PAGE EXCERPT =
----

Mohamed Ali Nafkha

Personal information
- Date of birth: 25 January 1986 (age 40)
- Place of birth: Sousse, Tunisia
- Height: 1.81 m (5 ft 11 in)
- Position: Defensive midfielder

Senior career*
- Years: Team / Apps / (Gls)
- 2005–2010: Étoile du Sahel
- 2011–2013: FC Zürich / 0 / (0)
- 2011–2012: → Étoile du Sahel (loan)
- 2013–2014: Étoile du Sahel / 3 / (0)
- 2014–2020: ES Hammam-Sousse

International career
- 2007–2010: Tunisia / 11 / (0)

Managerial career
- 2020–2021: Étoile du Sahel (assistant)

= Mohamed Ali Nafkha =

Tunisian footballer

Mohamed Ali Nafkha (born 25 January 1986 in Sousse) is a Tunisian former professional footballer who played as a defensive midfielder.

Nafkha scored twice in Étoile du Sahel's CAF Confederation Cup 2006 group stage match against Espérance to help seal their place in the final.

On 12 December 2010, he signed a four-year contract with Swiss Super League club FC Zurich.

In 2020 he retired and became assistant manager of Étoile du Sahel.

On January 30th, 2026, The Executive Committee of Étoile Sportive du Sahel has announced the appointment of coach Mohamed Ali Nafkha as head of the technical staff of the club’s senior football team.

----

DATA PROVIDED =
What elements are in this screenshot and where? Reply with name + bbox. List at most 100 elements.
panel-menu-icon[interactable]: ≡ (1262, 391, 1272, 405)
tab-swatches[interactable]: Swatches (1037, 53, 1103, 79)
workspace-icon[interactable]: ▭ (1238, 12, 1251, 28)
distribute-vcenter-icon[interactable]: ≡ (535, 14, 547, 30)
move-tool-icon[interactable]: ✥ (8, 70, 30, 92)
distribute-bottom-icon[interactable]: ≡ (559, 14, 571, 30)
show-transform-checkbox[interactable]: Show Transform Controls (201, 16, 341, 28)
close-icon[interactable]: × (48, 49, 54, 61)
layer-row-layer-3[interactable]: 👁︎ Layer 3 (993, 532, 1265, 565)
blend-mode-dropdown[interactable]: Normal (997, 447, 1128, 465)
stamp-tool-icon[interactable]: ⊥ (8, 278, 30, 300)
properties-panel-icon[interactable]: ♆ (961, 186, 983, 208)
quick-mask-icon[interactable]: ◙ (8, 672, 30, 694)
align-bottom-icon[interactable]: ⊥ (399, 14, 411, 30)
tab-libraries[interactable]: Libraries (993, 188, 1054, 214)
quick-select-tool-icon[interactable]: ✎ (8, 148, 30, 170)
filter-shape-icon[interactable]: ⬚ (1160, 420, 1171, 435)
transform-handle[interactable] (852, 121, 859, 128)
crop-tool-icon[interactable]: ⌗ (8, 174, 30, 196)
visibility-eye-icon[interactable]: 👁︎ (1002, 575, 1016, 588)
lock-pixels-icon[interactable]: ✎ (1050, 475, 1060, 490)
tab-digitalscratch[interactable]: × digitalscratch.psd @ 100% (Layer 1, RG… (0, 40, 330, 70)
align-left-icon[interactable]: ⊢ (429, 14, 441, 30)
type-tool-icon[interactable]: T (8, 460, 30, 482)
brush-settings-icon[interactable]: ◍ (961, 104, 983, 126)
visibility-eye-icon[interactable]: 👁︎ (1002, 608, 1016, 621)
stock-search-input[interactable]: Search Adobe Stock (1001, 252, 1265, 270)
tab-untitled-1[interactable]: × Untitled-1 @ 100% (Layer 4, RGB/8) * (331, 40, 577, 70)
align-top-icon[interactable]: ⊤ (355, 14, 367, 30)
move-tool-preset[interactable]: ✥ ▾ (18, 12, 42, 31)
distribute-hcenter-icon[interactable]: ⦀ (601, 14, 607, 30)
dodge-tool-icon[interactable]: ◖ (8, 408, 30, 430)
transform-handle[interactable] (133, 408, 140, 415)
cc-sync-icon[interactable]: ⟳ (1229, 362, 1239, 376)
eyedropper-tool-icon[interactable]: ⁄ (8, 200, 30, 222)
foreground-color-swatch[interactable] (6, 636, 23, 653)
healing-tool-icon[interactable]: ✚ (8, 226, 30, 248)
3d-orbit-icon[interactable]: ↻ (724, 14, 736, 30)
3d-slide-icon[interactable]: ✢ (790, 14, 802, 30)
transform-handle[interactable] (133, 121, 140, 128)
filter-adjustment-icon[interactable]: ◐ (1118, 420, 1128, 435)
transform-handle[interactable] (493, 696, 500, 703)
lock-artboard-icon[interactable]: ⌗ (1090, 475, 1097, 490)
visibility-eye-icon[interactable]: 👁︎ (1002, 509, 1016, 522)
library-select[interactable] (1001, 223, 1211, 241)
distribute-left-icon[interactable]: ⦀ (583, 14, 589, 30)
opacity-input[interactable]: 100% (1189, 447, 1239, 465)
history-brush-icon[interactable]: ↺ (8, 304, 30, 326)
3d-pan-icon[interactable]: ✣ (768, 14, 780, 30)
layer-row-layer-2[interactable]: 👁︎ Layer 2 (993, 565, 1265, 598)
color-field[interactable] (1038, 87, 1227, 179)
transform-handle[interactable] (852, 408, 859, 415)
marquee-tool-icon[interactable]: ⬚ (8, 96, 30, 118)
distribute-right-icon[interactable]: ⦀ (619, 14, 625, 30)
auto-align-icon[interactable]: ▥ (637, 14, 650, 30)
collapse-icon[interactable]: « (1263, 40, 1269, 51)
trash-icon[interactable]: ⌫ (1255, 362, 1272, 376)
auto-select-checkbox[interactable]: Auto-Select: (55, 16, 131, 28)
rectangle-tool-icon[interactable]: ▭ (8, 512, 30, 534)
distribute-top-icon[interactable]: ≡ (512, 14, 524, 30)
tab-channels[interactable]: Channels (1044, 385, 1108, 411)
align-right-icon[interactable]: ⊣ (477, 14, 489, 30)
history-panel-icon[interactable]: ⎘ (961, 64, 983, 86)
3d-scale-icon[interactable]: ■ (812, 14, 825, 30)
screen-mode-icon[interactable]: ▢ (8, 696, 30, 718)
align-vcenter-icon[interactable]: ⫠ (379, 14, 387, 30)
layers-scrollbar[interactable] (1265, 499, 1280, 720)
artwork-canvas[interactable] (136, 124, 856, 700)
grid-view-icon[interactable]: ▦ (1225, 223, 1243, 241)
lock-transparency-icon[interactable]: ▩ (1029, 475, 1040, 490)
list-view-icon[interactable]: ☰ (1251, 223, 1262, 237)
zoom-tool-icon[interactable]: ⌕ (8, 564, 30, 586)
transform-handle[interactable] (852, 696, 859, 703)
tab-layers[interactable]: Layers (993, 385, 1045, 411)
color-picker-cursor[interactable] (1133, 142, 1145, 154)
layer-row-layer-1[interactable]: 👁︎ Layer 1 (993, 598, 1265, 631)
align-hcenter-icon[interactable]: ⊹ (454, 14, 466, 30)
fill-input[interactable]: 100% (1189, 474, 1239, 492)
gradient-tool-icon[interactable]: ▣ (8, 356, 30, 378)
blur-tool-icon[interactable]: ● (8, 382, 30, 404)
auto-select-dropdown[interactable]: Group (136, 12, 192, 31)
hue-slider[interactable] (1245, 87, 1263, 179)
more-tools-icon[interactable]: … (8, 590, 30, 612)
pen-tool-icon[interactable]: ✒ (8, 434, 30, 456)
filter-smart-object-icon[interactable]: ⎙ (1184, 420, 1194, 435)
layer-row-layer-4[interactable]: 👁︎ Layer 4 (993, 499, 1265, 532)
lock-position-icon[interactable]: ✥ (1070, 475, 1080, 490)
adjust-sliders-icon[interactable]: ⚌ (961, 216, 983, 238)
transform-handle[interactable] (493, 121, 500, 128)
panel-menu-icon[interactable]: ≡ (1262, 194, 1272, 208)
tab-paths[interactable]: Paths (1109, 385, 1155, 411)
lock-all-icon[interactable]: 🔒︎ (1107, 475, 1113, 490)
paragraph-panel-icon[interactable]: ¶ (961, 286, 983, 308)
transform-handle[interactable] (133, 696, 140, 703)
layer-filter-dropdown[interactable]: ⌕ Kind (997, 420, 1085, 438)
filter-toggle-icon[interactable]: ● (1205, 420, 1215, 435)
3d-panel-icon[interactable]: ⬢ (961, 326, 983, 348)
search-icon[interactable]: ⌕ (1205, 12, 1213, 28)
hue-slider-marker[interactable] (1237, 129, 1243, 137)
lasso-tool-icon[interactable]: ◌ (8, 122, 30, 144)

----

Name each different club listed under "Senior career" in the Mohamed Ali Nafkha profile above, counting each club only once.

RESULT FOR THIS EXERCISE =
Étoile du Sahel
FC Zürich
ES Hammam-Sousse